Figure record listings
------------------------------------------------
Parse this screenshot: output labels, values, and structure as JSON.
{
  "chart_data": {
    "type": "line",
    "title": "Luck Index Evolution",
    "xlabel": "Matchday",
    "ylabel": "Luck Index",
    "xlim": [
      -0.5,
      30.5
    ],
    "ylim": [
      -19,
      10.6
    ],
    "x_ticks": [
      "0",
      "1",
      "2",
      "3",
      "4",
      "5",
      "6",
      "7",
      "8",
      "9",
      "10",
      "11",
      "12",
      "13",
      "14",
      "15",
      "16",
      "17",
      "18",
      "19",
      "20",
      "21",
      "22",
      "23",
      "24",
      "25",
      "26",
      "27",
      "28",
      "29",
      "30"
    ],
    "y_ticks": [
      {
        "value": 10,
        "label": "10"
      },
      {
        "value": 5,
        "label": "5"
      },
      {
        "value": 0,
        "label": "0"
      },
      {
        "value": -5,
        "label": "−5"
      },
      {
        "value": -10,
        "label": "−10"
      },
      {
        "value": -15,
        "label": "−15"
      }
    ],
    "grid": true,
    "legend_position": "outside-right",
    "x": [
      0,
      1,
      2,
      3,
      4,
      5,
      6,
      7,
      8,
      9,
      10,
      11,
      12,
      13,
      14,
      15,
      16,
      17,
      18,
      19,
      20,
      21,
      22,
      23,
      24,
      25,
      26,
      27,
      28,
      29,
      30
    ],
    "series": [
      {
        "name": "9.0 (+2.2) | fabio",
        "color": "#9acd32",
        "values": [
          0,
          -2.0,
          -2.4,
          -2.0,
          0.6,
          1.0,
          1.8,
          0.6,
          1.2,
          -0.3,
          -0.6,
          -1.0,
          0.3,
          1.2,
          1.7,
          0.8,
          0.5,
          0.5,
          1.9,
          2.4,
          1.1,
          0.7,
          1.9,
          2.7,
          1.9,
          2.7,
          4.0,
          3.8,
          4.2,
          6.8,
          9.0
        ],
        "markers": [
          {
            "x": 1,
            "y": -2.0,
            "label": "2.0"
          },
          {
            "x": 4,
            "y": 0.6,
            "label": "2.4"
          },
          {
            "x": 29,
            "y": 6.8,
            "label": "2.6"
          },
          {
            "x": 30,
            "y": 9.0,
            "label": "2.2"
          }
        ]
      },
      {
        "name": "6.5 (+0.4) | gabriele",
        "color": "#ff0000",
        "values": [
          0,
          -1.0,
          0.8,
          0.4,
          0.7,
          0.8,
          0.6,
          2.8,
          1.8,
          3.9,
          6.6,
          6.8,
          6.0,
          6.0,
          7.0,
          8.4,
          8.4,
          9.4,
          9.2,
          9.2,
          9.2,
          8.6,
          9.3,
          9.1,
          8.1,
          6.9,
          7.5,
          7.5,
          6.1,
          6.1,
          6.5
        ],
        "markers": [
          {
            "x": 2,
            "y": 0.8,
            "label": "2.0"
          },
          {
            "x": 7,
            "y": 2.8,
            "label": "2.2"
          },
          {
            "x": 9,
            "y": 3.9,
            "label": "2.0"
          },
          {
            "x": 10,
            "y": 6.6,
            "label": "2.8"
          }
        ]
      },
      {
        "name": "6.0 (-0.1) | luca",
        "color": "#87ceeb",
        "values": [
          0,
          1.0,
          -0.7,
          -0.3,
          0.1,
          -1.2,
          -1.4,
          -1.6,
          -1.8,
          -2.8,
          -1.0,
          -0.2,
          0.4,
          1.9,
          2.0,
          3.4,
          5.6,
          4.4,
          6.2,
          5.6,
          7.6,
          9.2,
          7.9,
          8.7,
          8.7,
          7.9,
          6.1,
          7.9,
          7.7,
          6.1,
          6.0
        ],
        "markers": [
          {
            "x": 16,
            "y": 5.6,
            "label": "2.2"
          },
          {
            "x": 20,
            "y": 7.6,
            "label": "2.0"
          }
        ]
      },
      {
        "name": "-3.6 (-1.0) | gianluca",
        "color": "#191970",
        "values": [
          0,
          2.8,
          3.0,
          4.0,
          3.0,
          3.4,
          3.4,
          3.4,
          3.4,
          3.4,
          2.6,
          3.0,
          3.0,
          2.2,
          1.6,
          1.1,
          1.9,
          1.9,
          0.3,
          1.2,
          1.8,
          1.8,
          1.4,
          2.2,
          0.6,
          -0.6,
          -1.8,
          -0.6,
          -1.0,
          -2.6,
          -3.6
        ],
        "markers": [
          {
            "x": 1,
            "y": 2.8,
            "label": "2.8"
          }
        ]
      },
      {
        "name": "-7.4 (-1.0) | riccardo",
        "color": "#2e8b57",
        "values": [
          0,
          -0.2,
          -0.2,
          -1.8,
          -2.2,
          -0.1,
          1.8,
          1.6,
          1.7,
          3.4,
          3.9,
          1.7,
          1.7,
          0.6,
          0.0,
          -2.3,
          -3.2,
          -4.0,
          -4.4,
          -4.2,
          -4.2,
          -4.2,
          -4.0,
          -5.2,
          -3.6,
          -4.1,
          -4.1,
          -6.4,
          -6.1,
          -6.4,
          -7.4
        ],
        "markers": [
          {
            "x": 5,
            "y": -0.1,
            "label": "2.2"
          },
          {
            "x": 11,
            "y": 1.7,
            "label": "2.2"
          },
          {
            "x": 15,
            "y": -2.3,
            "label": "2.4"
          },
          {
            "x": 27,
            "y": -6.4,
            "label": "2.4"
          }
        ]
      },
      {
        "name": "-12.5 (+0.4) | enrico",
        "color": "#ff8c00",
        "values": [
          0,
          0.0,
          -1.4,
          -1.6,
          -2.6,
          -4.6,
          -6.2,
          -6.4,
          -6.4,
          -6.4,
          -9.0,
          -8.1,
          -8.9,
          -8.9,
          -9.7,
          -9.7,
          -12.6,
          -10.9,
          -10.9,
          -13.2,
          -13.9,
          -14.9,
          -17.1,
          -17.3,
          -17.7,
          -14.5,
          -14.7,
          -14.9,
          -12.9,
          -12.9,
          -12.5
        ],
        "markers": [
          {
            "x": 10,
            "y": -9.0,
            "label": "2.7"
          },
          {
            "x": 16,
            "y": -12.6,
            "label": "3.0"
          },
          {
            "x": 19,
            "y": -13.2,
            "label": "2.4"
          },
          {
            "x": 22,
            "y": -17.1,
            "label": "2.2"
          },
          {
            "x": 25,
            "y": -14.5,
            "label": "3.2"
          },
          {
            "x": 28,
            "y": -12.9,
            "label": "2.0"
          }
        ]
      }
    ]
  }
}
------------------------------------------------
• Short problem: Write down the full listing again, exactly.

• Result:
Parse this screenshot: output labels, values, and structure as JSON.
{
  "chart_data": {
    "type": "line",
    "title": "Luck Index Evolution",
    "xlabel": "Matchday",
    "ylabel": "Luck Index",
    "xlim": [
      -0.5,
      30.5
    ],
    "ylim": [
      -19,
      10.6
    ],
    "x_ticks": [
      "0",
      "1",
      "2",
      "3",
      "4",
      "5",
      "6",
      "7",
      "8",
      "9",
      "10",
      "11",
      "12",
      "13",
      "14",
      "15",
      "16",
      "17",
      "18",
      "19",
      "20",
      "21",
      "22",
      "23",
      "24",
      "25",
      "26",
      "27",
      "28",
      "29",
      "30"
    ],
    "y_ticks": [
      {
        "value": 10,
        "label": "10"
      },
      {
        "value": 5,
        "label": "5"
      },
      {
        "value": 0,
        "label": "0"
      },
      {
        "value": -5,
        "label": "−5"
      },
      {
        "value": -10,
        "label": "−10"
      },
      {
        "value": -15,
        "label": "−15"
      }
    ],
    "grid": true,
    "legend_position": "outside-right",
    "x": [
      0,
      1,
      2,
      3,
      4,
      5,
      6,
      7,
      8,
      9,
      10,
      11,
      12,
      13,
      14,
      15,
      16,
      17,
      18,
      19,
      20,
      21,
      22,
      23,
      24,
      25,
      26,
      27,
      28,
      29,
      30
    ],
    "series": [
      {
        "name": "9.0 (+2.2) | fabio",
        "color": "#9acd32",
        "values": [
          0,
          -2.0,
          -2.4,
          -2.0,
          0.6,
          1.0,
          1.8,
          0.6,
          1.2,
          -0.3,
          -0.6,
          -1.0,
          0.3,
          1.2,
          1.7,
          0.8,
          0.5,
          0.5,
          1.9,
          2.4,
          1.1,
          0.7,
          1.9,
          2.7,
          1.9,
          2.7,
          4.0,
          3.8,
          4.2,
          6.8,
          9.0
        ],
        "markers": [
          {
            "x": 1,
            "y": -2.0,
            "label": "2.0"
          },
          {
            "x": 4,
            "y": 0.6,
            "label": "2.4"
          },
          {
            "x": 29,
            "y": 6.8,
            "label": "2.6"
          },
          {
            "x": 30,
            "y": 9.0,
            "label": "2.2"
          }
        ]
      },
      {
        "name": "6.5 (+0.4) | gabriele",
        "color": "#ff0000",
        "values": [
          0,
          -1.0,
          0.8,
          0.4,
          0.7,
          0.8,
          0.6,
          2.8,
          1.8,
          3.9,
          6.6,
          6.8,
          6.0,
          6.0,
          7.0,
          8.4,
          8.4,
          9.4,
          9.2,
          9.2,
          9.2,
          8.6,
          9.3,
          9.1,
          8.1,
          6.9,
          7.5,
          7.5,
          6.1,
          6.1,
          6.5
        ],
        "markers": [
          {
            "x": 2,
            "y": 0.8,
            "label": "2.0"
          },
          {
            "x": 7,
            "y": 2.8,
            "label": "2.2"
          },
          {
            "x": 9,
            "y": 3.9,
            "label": "2.0"
          },
          {
            "x": 10,
            "y": 6.6,
            "label": "2.8"
          }
        ]
      },
      {
        "name": "6.0 (-0.1) | luca",
        "color": "#87ceeb",
        "values": [
          0,
          1.0,
          -0.7,
          -0.3,
          0.1,
          -1.2,
          -1.4,
          -1.6,
          -1.8,
          -2.8,
          -1.0,
          -0.2,
          0.4,
          1.9,
          2.0,
          3.4,
          5.6,
          4.4,
          6.2,
          5.6,
          7.6,
          9.2,
          7.9,
          8.7,
          8.7,
          7.9,
          6.1,
          7.9,
          7.7,
          6.1,
          6.0
        ],
        "markers": [
          {
            "x": 16,
            "y": 5.6,
            "label": "2.2"
          },
          {
            "x": 20,
            "y": 7.6,
            "label": "2.0"
          }
        ]
      },
      {
        "name": "-3.6 (-1.0) | gianluca",
        "color": "#191970",
        "values": [
          0,
          2.8,
          3.0,
          4.0,
          3.0,
          3.4,
          3.4,
          3.4,
          3.4,
          3.4,
          2.6,
          3.0,
          3.0,
          2.2,
          1.6,
          1.1,
          1.9,
          1.9,
          0.3,
          1.2,
          1.8,
          1.8,
          1.4,
          2.2,
          0.6,
          -0.6,
          -1.8,
          -0.6,
          -1.0,
          -2.6,
          -3.6
        ],
        "markers": [
          {
            "x": 1,
            "y": 2.8,
            "label": "2.8"
          }
        ]
      },
      {
        "name": "-7.4 (-1.0) | riccardo",
        "color": "#2e8b57",
        "values": [
          0,
          -0.2,
          -0.2,
          -1.8,
          -2.2,
          -0.1,
          1.8,
          1.6,
          1.7,
          3.4,
          3.9,
          1.7,
          1.7,
          0.6,
          0.0,
          -2.3,
          -3.2,
          -4.0,
          -4.4,
          -4.2,
          -4.2,
          -4.2,
          -4.0,
          -5.2,
          -3.6,
          -4.1,
          -4.1,
          -6.4,
          -6.1,
          -6.4,
          -7.4
        ],
        "markers": [
          {
            "x": 5,
            "y": -0.1,
            "label": "2.2"
          },
          {
            "x": 11,
            "y": 1.7,
            "label": "2.2"
          },
          {
            "x": 15,
            "y": -2.3,
            "label": "2.4"
          },
          {
            "x": 27,
            "y": -6.4,
            "label": "2.4"
          }
        ]
      },
      {
        "name": "-12.5 (+0.4) | enrico",
        "color": "#ff8c00",
        "values": [
          0,
          0.0,
          -1.4,
          -1.6,
          -2.6,
          -4.6,
          -6.2,
          -6.4,
          -6.4,
          -6.4,
          -9.0,
          -8.1,
          -8.9,
          -8.9,
          -9.7,
          -9.7,
          -12.6,
          -10.9,
          -10.9,
          -13.2,
          -13.9,
          -14.9,
          -17.1,
          -17.3,
          -17.7,
          -14.5,
          -14.7,
          -14.9,
          -12.9,
          -12.9,
          -12.5
        ],
        "markers": [
          {
            "x": 10,
            "y": -9.0,
            "label": "2.7"
          },
          {
            "x": 16,
            "y": -12.6,
            "label": "3.0"
          },
          {
            "x": 19,
            "y": -13.2,
            "label": "2.4"
          },
          {
            "x": 22,
            "y": -17.1,
            "label": "2.2"
          },
          {
            "x": 25,
            "y": -14.5,
            "label": "3.2"
          },
          {
            "x": 28,
            "y": -12.9,
            "label": "2.0"
          }
        ]
      }
    ]
  }
}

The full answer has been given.